[SUPPLIED MATERIAL]:
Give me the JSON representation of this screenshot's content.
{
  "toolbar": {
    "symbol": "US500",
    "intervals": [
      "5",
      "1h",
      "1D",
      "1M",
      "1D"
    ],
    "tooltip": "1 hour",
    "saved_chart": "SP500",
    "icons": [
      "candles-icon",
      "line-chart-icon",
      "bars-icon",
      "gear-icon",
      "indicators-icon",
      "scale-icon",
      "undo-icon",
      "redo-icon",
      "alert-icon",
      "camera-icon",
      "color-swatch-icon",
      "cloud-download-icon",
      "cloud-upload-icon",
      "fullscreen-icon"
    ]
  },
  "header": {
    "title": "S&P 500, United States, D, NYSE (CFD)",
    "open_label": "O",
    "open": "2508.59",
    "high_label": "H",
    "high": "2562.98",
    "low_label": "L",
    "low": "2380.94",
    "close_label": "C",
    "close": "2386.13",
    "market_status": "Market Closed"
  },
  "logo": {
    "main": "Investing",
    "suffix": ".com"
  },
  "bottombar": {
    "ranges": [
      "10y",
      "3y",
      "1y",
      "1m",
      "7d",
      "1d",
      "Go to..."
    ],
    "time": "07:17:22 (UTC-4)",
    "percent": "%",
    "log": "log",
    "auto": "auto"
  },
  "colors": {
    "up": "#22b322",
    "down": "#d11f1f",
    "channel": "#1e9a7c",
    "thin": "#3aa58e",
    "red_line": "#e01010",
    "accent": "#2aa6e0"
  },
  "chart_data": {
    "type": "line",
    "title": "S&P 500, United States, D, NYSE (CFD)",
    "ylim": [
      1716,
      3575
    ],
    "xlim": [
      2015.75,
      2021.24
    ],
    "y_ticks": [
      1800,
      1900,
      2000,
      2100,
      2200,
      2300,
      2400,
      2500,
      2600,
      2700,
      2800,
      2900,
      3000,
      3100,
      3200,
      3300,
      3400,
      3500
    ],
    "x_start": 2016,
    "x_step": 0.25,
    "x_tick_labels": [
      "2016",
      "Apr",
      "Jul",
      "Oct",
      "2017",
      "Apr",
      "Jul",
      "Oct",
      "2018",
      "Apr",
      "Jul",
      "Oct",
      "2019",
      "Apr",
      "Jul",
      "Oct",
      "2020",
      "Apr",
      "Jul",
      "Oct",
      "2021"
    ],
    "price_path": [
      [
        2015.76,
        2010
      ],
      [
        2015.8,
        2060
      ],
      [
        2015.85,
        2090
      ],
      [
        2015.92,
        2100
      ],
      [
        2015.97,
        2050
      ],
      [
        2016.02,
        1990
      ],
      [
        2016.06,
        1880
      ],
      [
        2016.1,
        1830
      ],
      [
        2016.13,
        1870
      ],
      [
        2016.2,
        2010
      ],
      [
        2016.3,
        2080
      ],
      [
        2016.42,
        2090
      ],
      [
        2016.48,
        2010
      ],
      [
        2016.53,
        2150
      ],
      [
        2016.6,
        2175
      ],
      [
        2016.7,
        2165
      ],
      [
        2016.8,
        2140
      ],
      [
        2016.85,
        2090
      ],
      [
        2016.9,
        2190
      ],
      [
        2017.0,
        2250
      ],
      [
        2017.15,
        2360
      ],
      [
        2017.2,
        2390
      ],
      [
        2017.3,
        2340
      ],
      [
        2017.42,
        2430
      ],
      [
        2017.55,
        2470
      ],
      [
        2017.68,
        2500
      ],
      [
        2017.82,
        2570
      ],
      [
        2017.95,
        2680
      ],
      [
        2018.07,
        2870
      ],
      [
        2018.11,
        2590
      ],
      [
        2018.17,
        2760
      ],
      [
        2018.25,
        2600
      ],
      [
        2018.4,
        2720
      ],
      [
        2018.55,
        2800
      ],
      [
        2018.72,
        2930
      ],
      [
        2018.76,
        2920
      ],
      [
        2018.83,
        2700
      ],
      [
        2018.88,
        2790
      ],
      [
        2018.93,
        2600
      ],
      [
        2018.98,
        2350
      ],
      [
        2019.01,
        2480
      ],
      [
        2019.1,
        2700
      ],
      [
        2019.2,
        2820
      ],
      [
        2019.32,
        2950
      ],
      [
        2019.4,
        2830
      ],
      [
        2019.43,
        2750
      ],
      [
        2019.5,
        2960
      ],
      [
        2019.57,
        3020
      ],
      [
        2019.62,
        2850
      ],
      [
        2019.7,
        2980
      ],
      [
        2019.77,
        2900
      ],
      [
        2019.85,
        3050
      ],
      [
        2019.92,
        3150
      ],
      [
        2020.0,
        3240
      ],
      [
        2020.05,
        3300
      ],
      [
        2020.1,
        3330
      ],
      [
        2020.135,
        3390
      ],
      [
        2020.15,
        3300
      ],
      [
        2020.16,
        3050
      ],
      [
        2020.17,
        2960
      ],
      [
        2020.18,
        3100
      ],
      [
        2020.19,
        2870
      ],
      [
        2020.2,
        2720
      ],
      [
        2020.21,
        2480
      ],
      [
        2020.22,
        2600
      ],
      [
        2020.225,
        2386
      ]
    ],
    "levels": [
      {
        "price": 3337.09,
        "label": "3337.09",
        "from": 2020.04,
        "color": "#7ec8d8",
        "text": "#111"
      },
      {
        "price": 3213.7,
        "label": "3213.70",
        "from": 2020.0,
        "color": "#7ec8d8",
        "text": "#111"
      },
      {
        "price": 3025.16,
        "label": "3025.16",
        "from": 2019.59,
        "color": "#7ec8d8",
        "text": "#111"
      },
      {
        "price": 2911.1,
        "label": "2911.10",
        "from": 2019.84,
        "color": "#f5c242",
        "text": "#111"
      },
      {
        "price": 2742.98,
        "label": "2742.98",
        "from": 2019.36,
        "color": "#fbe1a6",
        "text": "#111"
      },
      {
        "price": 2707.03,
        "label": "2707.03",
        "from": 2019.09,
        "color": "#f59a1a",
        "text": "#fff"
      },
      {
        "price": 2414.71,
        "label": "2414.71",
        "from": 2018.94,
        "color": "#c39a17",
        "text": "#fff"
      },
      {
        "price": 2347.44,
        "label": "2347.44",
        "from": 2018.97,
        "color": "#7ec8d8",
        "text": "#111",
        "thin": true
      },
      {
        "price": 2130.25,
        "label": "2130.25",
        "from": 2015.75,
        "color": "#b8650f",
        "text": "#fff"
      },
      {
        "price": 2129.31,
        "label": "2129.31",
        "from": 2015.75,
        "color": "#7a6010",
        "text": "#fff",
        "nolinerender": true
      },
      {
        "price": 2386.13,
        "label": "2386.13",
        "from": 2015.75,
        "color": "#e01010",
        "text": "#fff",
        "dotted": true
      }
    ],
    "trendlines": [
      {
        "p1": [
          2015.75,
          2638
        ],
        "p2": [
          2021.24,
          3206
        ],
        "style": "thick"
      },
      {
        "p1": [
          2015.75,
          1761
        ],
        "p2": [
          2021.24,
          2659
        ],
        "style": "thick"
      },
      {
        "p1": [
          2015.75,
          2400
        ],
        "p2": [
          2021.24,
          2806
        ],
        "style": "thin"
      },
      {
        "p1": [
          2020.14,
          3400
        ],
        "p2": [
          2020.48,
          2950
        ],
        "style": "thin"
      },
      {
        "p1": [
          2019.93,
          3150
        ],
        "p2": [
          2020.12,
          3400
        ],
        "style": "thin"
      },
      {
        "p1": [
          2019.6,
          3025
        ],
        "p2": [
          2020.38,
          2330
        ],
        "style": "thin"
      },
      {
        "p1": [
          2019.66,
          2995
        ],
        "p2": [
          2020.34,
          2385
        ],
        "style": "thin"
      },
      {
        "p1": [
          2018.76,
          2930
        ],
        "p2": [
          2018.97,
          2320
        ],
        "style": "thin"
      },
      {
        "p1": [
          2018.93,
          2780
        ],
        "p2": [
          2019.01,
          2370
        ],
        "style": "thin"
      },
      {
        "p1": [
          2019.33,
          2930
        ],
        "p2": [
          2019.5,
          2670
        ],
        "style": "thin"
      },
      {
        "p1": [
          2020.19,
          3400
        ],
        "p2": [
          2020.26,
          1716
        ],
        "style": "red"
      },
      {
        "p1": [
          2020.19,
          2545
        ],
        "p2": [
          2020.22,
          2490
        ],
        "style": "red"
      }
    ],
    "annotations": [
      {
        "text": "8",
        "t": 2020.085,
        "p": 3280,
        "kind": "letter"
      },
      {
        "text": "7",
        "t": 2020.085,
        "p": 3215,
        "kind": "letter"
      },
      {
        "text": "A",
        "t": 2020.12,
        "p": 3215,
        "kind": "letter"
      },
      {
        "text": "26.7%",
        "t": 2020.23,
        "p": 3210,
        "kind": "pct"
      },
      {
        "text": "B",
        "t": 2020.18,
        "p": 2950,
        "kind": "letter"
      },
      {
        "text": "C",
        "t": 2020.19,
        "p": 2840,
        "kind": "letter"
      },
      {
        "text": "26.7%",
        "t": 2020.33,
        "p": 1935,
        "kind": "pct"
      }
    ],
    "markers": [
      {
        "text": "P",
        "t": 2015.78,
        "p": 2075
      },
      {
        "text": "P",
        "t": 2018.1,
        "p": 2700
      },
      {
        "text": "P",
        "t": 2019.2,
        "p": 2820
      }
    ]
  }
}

[EXERCISE]: Using the entries above, return each line in which the word "true" occurs.

[IN RESPONSE]:
        "thin": true
        "nolinerender": true
        "dotted": true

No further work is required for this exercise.